Dataset rows:
══════════

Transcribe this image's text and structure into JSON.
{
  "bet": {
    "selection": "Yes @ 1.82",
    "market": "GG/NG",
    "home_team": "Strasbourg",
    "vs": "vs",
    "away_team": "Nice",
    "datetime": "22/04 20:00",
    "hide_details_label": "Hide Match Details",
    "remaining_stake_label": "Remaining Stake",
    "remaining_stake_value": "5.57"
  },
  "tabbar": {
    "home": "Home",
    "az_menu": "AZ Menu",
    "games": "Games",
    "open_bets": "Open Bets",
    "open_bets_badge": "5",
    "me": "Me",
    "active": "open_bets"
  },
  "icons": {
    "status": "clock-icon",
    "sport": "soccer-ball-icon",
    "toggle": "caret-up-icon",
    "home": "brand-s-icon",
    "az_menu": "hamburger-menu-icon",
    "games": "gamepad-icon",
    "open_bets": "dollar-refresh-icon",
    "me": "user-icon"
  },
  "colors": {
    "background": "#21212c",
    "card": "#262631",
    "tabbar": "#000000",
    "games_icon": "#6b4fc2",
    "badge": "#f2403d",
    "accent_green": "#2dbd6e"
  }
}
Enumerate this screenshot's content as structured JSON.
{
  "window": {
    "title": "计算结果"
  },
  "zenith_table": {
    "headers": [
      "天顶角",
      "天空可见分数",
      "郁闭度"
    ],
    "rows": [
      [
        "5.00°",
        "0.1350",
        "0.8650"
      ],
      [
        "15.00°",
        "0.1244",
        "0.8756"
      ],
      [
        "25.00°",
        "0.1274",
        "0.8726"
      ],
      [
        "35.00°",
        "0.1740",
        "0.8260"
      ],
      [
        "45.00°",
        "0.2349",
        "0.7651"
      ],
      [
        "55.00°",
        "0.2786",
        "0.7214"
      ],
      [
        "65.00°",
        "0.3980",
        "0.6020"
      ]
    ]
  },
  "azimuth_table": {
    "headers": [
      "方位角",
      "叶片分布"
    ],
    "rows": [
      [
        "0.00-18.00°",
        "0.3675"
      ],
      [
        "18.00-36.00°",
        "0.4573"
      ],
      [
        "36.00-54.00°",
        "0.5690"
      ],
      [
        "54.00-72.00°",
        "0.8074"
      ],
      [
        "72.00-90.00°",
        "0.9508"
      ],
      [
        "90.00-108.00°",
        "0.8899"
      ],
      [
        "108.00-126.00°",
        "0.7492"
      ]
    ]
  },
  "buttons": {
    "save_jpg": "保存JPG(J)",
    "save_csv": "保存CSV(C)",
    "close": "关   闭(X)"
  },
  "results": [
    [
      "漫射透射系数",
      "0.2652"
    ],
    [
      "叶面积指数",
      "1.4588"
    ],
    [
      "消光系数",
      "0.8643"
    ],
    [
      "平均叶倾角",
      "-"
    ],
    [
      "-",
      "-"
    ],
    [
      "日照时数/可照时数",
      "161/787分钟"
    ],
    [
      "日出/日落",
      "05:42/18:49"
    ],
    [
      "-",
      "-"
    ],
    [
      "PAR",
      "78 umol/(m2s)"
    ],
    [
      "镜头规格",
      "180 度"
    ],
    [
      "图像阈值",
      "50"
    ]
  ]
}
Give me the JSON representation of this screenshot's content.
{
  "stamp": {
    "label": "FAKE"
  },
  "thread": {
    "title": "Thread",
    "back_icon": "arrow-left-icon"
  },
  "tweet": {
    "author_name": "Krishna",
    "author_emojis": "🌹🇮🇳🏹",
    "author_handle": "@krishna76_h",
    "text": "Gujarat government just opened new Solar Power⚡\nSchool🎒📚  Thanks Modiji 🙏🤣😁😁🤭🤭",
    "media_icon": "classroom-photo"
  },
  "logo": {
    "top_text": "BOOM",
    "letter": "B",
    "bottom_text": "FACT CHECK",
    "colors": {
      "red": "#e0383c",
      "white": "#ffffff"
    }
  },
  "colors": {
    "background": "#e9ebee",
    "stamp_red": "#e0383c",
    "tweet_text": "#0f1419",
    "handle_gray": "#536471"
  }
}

══════════

> **Requirements**: Repeat the data above, word for word.

> **Full output**:
Transcribe this image's text and structure into JSON.
{
  "bet": {
    "selection": "Yes @ 1.82",
    "market": "GG/NG",
    "home_team": "Strasbourg",
    "vs": "vs",
    "away_team": "Nice",
    "datetime": "22/04 20:00",
    "hide_details_label": "Hide Match Details",
    "remaining_stake_label": "Remaining Stake",
    "remaining_stake_value": "5.57"
  },
  "tabbar": {
    "home": "Home",
    "az_menu": "AZ Menu",
    "games": "Games",
    "open_bets": "Open Bets",
    "open_bets_badge": "5",
    "me": "Me",
    "active": "open_bets"
  },
  "icons": {
    "status": "clock-icon",
    "sport": "soccer-ball-icon",
    "toggle": "caret-up-icon",
    "home": "brand-s-icon",
    "az_menu": "hamburger-menu-icon",
    "games": "gamepad-icon",
    "open_bets": "dollar-refresh-icon",
    "me": "user-icon"
  },
  "colors": {
    "background": "#21212c",
    "card": "#262631",
    "tabbar": "#000000",
    "games_icon": "#6b4fc2",
    "badge": "#f2403d",
    "accent_green": "#2dbd6e"
  }
}
Enumerate this screenshot's content as structured JSON.
{
  "window": {
    "title": "计算结果"
  },
  "zenith_table": {
    "headers": [
      "天顶角",
      "天空可见分数",
      "郁闭度"
    ],
    "rows": [
      [
        "5.00°",
        "0.1350",
        "0.8650"
      ],
      [
        "15.00°",
        "0.1244",
        "0.8756"
      ],
      [
        "25.00°",
        "0.1274",
        "0.8726"
      ],
      [
        "35.00°",
        "0.1740",
        "0.8260"
      ],
      [
        "45.00°",
        "0.2349",
        "0.7651"
      ],
      [
        "55.00°",
        "0.2786",
        "0.7214"
      ],
      [
        "65.00°",
        "0.3980",
        "0.6020"
      ]
    ]
  },
  "azimuth_table": {
    "headers": [
      "方位角",
      "叶片分布"
    ],
    "rows": [
      [
        "0.00-18.00°",
        "0.3675"
      ],
      [
        "18.00-36.00°",
        "0.4573"
      ],
      [
        "36.00-54.00°",
        "0.5690"
      ],
      [
        "54.00-72.00°",
        "0.8074"
      ],
      [
        "72.00-90.00°",
        "0.9508"
      ],
      [
        "90.00-108.00°",
        "0.8899"
      ],
      [
        "108.00-126.00°",
        "0.7492"
      ]
    ]
  },
  "buttons": {
    "save_jpg": "保存JPG(J)",
    "save_csv": "保存CSV(C)",
    "close": "关   闭(X)"
  },
  "results": [
    [
      "漫射透射系数",
      "0.2652"
    ],
    [
      "叶面积指数",
      "1.4588"
    ],
    [
      "消光系数",
      "0.8643"
    ],
    [
      "平均叶倾角",
      "-"
    ],
    [
      "-",
      "-"
    ],
    [
      "日照时数/可照时数",
      "161/787分钟"
    ],
    [
      "日出/日落",
      "05:42/18:49"
    ],
    [
      "-",
      "-"
    ],
    [
      "PAR",
      "78 umol/(m2s)"
    ],
    [
      "镜头规格",
      "180 度"
    ],
    [
      "图像阈值",
      "50"
    ]
  ]
}
Give me the JSON representation of this screenshot's content.
{
  "stamp": {
    "label": "FAKE"
  },
  "thread": {
    "title": "Thread",
    "back_icon": "arrow-left-icon"
  },
  "tweet": {
    "author_name": "Krishna",
    "author_emojis": "🌹🇮🇳🏹",
    "author_handle": "@krishna76_h",
    "text": "Gujarat government just opened new Solar Power⚡\nSchool🎒📚  Thanks Modiji 🙏🤣😁😁🤭🤭",
    "media_icon": "classroom-photo"
  },
  "logo": {
    "top_text": "BOOM",
    "letter": "B",
    "bottom_text": "FACT CHECK",
    "colors": {
      "red": "#e0383c",
      "white": "#ffffff"
    }
  },
  "colors": {
    "background": "#e9ebee",
    "stamp_red": "#e0383c",
    "tweet_text": "#0f1419",
    "handle_gray": "#536471"
  }
}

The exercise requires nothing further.